(Some records)
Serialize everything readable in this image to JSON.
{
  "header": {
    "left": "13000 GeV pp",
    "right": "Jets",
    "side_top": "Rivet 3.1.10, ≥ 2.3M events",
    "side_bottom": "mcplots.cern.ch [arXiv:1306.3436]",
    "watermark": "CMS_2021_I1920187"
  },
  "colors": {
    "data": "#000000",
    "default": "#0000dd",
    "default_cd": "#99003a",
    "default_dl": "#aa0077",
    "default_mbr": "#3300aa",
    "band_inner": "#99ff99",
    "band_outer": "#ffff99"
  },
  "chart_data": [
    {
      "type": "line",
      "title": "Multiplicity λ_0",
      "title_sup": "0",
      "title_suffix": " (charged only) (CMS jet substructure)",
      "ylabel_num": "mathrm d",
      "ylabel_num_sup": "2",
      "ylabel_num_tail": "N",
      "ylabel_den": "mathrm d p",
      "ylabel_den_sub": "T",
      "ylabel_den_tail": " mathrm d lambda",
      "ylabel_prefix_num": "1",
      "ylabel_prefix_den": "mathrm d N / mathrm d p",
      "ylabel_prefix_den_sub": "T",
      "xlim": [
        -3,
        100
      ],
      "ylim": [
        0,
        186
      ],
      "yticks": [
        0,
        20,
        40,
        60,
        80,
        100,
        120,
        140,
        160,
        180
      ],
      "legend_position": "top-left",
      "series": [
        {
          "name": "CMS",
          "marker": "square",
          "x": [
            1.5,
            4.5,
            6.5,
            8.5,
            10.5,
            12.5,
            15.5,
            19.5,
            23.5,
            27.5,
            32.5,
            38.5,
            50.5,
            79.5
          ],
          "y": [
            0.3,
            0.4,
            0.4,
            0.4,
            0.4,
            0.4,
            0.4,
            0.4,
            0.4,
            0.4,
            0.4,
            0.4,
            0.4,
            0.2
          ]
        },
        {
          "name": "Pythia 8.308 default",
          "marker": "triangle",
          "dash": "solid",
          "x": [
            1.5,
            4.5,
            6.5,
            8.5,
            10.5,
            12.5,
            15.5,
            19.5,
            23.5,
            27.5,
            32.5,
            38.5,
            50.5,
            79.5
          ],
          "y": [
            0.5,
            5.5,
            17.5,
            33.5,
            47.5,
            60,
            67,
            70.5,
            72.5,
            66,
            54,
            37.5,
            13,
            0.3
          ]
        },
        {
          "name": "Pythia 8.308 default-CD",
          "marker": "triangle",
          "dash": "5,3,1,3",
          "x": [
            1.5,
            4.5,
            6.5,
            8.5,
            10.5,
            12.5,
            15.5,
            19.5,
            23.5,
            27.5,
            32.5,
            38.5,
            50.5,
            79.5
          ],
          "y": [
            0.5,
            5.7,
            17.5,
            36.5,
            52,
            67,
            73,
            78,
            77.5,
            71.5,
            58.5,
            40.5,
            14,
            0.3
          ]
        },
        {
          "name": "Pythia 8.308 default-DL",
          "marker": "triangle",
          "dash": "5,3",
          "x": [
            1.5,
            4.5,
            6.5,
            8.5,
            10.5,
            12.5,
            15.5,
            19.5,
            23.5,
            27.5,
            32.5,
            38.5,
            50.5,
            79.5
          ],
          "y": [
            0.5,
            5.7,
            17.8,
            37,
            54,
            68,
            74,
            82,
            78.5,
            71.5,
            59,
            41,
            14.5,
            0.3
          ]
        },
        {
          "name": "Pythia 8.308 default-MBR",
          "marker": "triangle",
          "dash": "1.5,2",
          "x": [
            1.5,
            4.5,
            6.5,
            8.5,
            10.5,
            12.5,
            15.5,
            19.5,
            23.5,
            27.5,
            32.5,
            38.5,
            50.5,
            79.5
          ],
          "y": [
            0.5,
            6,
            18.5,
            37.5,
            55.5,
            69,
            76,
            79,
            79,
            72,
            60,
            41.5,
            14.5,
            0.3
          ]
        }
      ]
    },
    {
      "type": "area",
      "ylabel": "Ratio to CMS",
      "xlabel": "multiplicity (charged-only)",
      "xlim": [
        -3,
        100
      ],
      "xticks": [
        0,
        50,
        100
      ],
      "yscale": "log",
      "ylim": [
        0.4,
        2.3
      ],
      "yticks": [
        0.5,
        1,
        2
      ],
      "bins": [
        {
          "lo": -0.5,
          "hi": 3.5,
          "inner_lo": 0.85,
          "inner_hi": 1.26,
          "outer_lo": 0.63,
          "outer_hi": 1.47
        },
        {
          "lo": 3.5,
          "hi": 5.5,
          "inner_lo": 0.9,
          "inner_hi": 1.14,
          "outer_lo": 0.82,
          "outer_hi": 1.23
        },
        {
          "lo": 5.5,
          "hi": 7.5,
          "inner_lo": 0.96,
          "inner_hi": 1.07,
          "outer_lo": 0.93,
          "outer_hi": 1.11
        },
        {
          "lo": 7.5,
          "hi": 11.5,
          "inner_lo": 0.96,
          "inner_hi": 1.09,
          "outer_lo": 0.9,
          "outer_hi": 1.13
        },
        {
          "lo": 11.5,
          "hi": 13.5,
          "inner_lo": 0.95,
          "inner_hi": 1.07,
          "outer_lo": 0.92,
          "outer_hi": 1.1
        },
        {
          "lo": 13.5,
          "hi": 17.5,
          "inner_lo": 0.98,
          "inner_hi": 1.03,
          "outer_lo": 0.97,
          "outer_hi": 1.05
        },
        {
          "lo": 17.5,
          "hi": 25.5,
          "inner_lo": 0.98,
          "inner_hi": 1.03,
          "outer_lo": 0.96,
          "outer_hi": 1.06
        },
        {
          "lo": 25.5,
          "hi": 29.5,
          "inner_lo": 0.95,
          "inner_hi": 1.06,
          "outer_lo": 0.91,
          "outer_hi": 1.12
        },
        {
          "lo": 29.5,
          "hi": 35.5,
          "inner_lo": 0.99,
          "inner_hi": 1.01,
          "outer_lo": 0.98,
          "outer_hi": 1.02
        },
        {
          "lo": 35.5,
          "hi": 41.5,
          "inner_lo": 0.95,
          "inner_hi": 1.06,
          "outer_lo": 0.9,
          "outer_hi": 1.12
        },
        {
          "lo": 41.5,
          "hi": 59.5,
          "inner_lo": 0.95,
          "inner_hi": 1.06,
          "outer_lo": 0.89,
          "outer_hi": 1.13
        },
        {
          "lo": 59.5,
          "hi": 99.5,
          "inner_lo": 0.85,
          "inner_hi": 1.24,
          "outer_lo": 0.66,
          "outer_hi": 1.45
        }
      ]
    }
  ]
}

• [Task to complete] Look through the entries above and report each line where the string "mathrm" occurs.

• [Final result]
      "ylabel_num": "mathrm d",
      "ylabel_den": "mathrm d p",
      "ylabel_den_tail": " mathrm d lambda",
      "ylabel_prefix_den": "mathrm d N / mathrm d p",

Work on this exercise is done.